* _Problem to work on_
The answer is one number: how many lines hold the string "great".

* _Data in this exercise_

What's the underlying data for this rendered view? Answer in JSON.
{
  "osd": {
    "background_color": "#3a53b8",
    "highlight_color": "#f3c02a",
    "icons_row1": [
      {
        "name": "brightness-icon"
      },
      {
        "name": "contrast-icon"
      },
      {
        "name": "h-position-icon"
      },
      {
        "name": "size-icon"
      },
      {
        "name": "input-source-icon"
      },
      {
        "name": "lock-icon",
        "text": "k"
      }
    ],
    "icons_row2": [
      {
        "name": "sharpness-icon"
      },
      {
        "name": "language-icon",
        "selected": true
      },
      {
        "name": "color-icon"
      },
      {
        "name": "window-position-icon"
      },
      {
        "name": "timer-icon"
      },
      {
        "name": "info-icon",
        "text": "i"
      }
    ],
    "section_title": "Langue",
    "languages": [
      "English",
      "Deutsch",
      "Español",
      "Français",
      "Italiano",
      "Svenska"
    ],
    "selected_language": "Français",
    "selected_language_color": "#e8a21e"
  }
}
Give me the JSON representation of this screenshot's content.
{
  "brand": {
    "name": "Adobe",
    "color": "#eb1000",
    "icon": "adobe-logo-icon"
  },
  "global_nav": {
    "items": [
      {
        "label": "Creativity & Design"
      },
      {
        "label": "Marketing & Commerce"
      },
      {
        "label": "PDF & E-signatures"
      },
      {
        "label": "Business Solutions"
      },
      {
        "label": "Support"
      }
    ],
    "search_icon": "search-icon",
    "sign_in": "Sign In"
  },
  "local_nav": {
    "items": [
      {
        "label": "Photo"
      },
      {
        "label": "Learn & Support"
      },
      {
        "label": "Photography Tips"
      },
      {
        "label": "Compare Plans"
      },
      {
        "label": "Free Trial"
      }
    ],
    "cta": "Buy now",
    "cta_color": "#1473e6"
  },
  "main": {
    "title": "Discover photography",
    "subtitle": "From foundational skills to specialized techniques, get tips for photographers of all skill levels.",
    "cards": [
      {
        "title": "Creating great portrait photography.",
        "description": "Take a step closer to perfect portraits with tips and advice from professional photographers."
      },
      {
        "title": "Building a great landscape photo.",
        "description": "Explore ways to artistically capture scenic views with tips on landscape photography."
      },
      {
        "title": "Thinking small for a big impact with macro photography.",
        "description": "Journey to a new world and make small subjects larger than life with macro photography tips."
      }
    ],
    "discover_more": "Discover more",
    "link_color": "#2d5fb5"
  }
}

* _Response to this exercise_
2